Abraham o la audacia de creer (12 de marzo)

Autor: Adolfo Carreto

 

 

Miro las estrellas y me acuerdo de Abraham, por lo de la descendencia. Voy a la playa, juego con la arena y recuerdo a Abraham, por lo de la descendencia. Porque Abraham, en principio, no iba para padre. Su mujer, Sara, estéril y anciana. Así es que escuchar de los labios de Dios que su descendencia sería tan numerosa como las estrellas del cielo y las arenas del mar parecía más que una promesa, una burla. Porque la lógica dice que creer en lo imposible convierte al creyente en iluso. Es decir, milagros puede haberlos, pero no insensateces. Y mira por donde Sara, a su edad, quedó preñada y el anciano Abraham tuvo la descendencia carnal en un muchacho al que llamó Isaac.
Nos guste o no nos guste, venimos de la religión de Abraham. Musulmanes, judíos y cristianos de ahí venimos. Y siendo tal el tronco difícil comprender por qué la inquina. Todos tenemos algo que ver con Ur, donde nació el Patriarca, y con los ríos que la fertilizan, Tigris y Eufrates, por lo que es difícil comprender la inquina en el Medio Oriente.
La historia de Abraham es historia de tragedias. Mucho vivió el hombre pero mucho tuvo que sortear. Primero obedecer la voz de Dios y abandonar su entorno fértil en busca de otra tierra que no parecía muy dada a la fertilidad. Como el vientre de Sara. Pero Abraham obedeció porque creyó. Y porque creyó, nació Isaac. Y porque creyó un ángel detuvo su mano cuando la orden era inmolar en sacrificio al hijo, al único, la primogénito, al durante tanto tiempo esperado. Y es que las ocurrencias de Dios para con Abraham no parecían de muy buen ver.
Luego lo de Lot, y lo de su esposa convertida en estatua de sal por culpa de lo de Sodoma y Gomorra, y los empeños de Abraham para expulsar al invasor. Y lo de Sodoma y Gomorra. ¡Qué terco Dios con lo de Sodoma y Gomorra!. ¿Reducir a cenizas ambas ciudades? De acuerdo, Señor, se han convertido en ciudades degradadas, la mayoría son depravados, pero siempre queda alguien que vale la pena. Aunque solamente sean diez los justos, Señor, apiádate. ¡Pues ni siquiera diez! ¿Ni siquiera? Pues aunque sean cinco. Ni siquiera cinco. ¿Ni cinco?. Solamente Lot y su familia, es decir: uno. Y hasta la mujer de Lot quedó convertida en estatua salada.

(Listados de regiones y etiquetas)

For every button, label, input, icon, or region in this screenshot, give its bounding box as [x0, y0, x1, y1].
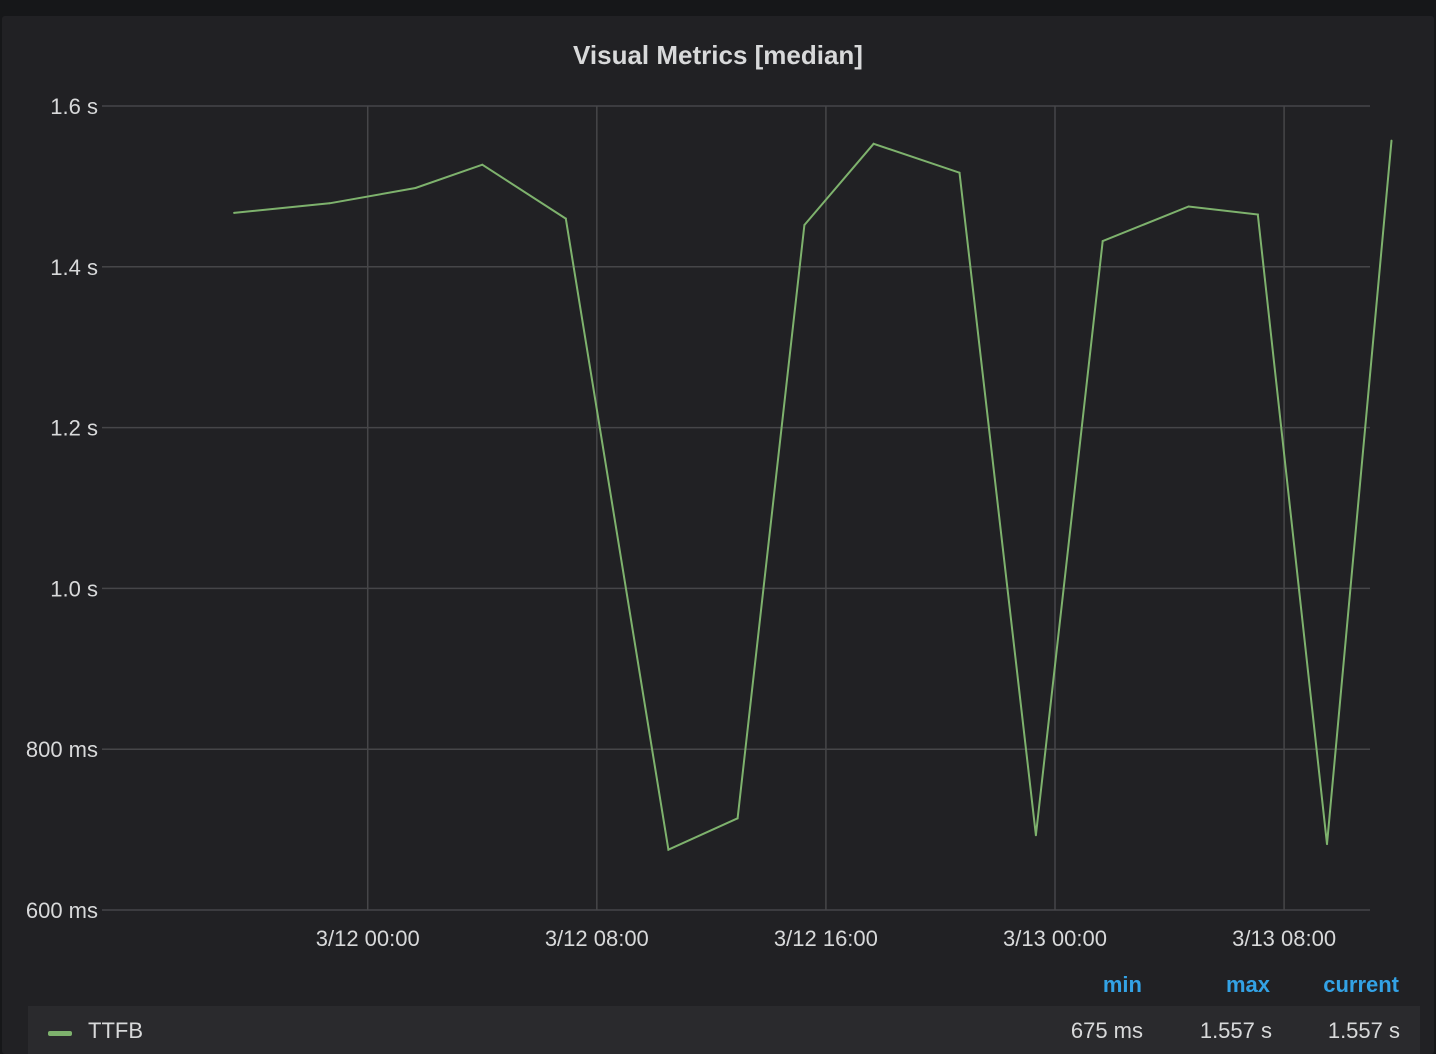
x-tick-label: 3/13 00:00 [1003, 926, 1107, 951]
data-point[interactable] [1256, 213, 1259, 216]
data-point[interactable] [958, 171, 961, 174]
data-point[interactable] [414, 187, 417, 190]
legend-value-max: 1.557 s [1199, 1018, 1272, 1043]
series-layer [233, 139, 1393, 852]
x-axis: 3/12 00:00 3/12 08:00 3/12 16:00 3/13 00:00… [316, 926, 1336, 951]
y-axis: 600 ms 800 ms 1.0 s 1.2 s 1.4 s 1.6 s [26, 94, 110, 923]
series-color-swatch[interactable] [48, 1031, 72, 1036]
legend-header-min[interactable]: min [1102, 972, 1142, 997]
legend-header: min max current [0, 972, 1436, 1000]
y-tick-label: 1.0 s [50, 576, 98, 601]
y-tick-label: 600 ms [26, 898, 98, 923]
data-point[interactable] [564, 217, 567, 220]
data-point[interactable] [1390, 139, 1393, 142]
y-tick-label: 1.4 s [50, 255, 98, 280]
legend-header-max[interactable]: max [1225, 972, 1270, 997]
legend-series-ttfb[interactable]: TTFB 675 ms 1.557 s 1.557 s [28, 1006, 1420, 1054]
panel-title[interactable]: Visual Metrics [median] [573, 40, 863, 70]
y-tick-label: 800 ms [26, 737, 98, 762]
series-line-ttfb[interactable] [233, 140, 1393, 852]
y-tick-label: 1.6 s [50, 94, 98, 119]
x-tick-label: 3/12 00:00 [316, 926, 420, 951]
grid [110, 105, 1370, 911]
data-point[interactable] [328, 202, 331, 205]
data-point[interactable] [667, 848, 670, 851]
data-point[interactable] [1326, 843, 1329, 846]
data-point[interactable] [1101, 240, 1104, 243]
data-point[interactable] [233, 211, 236, 214]
data-point[interactable] [803, 223, 806, 226]
x-tick-label: 3/13 08:00 [1232, 926, 1336, 951]
data-point[interactable] [736, 817, 739, 820]
x-tick-label: 3/12 08:00 [545, 926, 649, 951]
legend-series-name[interactable]: TTFB [88, 1018, 143, 1043]
legend-value-min: 675 ms [1070, 1018, 1143, 1043]
data-point[interactable] [872, 142, 875, 145]
legend-header-current[interactable]: current [1323, 972, 1399, 997]
y-tick-label: 1.2 s [50, 416, 98, 441]
data-point[interactable] [1034, 834, 1037, 837]
data-point[interactable] [481, 163, 484, 166]
x-tick-label: 3/12 16:00 [774, 926, 878, 951]
data-point[interactable] [1187, 205, 1190, 208]
legend-value-current: 1.557 s [1327, 1018, 1400, 1043]
line-chart: 600 ms 800 ms 1.0 s 1.2 s 1.4 s 1.6 s 3/12 00… [26, 94, 1393, 951]
graph-panel: Visual Metrics [median] [2, 16, 1434, 1054]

§ **OBJETIVO PLANTEADO**: Indica, por favor, en qué lugar nació Abraham según el texto sobre Abraham.

§ **PROBLEMA RESUELTO**: Abraham nació en Ur.